*Work to be completed*
Nothing but the line with "What does this" and the lines after it, through the end of the records below, is to be repeated, exactly as it is.

-- Start Material for this exercise --

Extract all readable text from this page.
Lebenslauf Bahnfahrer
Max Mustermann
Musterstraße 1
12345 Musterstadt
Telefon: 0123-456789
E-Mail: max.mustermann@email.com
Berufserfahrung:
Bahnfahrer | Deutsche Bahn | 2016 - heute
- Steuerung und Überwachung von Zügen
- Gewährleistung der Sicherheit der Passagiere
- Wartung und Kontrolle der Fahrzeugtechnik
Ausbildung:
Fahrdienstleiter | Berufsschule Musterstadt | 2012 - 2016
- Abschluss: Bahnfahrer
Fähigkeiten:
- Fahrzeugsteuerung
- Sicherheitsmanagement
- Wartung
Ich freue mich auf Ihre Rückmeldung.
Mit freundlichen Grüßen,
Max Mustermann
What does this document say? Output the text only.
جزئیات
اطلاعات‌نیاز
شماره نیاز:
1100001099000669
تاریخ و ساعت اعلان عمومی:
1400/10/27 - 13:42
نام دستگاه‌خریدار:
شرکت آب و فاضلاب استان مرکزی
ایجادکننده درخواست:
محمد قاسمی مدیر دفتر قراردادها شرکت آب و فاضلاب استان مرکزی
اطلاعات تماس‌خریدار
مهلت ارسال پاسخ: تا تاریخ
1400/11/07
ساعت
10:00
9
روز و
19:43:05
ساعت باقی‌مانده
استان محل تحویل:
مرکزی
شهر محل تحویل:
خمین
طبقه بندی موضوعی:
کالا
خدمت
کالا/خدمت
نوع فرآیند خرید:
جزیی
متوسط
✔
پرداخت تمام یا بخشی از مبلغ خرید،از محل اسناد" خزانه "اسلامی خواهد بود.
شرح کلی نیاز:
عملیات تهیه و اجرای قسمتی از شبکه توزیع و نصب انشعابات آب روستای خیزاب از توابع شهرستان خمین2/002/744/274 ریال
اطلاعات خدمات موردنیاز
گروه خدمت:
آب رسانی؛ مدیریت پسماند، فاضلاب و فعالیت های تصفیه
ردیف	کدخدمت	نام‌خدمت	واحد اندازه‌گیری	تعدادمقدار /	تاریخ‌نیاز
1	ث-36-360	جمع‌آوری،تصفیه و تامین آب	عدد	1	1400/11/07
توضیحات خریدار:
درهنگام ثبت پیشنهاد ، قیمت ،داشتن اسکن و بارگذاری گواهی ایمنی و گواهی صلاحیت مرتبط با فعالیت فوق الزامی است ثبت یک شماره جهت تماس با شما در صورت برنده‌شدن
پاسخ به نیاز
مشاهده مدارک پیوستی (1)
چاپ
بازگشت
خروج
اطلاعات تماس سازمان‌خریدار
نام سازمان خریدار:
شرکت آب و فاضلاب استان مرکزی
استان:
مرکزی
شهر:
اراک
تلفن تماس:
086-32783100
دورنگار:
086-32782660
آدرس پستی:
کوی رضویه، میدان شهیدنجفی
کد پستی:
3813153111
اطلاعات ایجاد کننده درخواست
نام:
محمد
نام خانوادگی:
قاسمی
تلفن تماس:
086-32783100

-- End Material for this exercise --

*Correct answer*
What does this document say? Output the text only.
جزئیات
اطلاعات‌نیاز
شماره نیاز:
1100001099000669
تاریخ و ساعت اعلان عمومی:
1400/10/27 - 13:42
نام دستگاه‌خریدار:
شرکت آب و فاضلاب استان مرکزی
ایجادکننده درخواست:
محمد قاسمی مدیر دفتر قراردادها شرکت آب و فاضلاب استان مرکزی
اطلاعات تماس‌خریدار
مهلت ارسال پاسخ: تا تاریخ
1400/11/07
ساعت
10:00
9
روز و
19:43:05
ساعت باقی‌مانده
استان محل تحویل:
مرکزی
شهر محل تحویل:
خمین
طبقه بندی موضوعی:
کالا
خدمت
کالا/خدمت
نوع فرآیند خرید:
جزیی
متوسط
✔
پرداخت تمام یا بخشی از مبلغ خرید،از محل اسناد" خزانه "اسلامی خواهد بود.
شرح کلی نیاز:
عملیات تهیه و اجرای قسمتی از شبکه توزیع و نصب انشعابات آب روستای خیزاب از توابع شهرستان خمین2/002/744/274 ریال
اطلاعات خدمات موردنیاز
گروه خدمت:
آب رسانی؛ مدیریت پسماند، فاضلاب و فعالیت های تصفیه
ردیف	کدخدمت	نام‌خدمت	واحد اندازه‌گیری	تعدادمقدار /	تاریخ‌نیاز
1	ث-36-360	جمع‌آوری،تصفیه و تامین آب	عدد	1	1400/11/07
توضیحات خریدار:
درهنگام ثبت پیشنهاد ، قیمت ،داشتن اسکن و بارگذاری گواهی ایمنی و گواهی صلاحیت مرتبط با فعالیت فوق الزامی است ثبت یک شماره جهت تماس با شما در صورت برنده‌شدن
پاسخ به نیاز
مشاهده مدارک پیوستی (1)
چاپ
بازگشت
خروج
اطلاعات تماس سازمان‌خریدار
نام سازمان خریدار:
شرکت آب و فاضلاب استان مرکزی
استان:
مرکزی
شهر:
اراک
تلفن تماس:
086-32783100
دورنگار:
086-32782660
آدرس پستی:
کوی رضویه، میدان شهیدنجفی
کد پستی:
3813153111
اطلاعات ایجاد کننده درخواست
نام:
محمد
نام خانوادگی:
قاسمی
تلفن تماس:
086-32783100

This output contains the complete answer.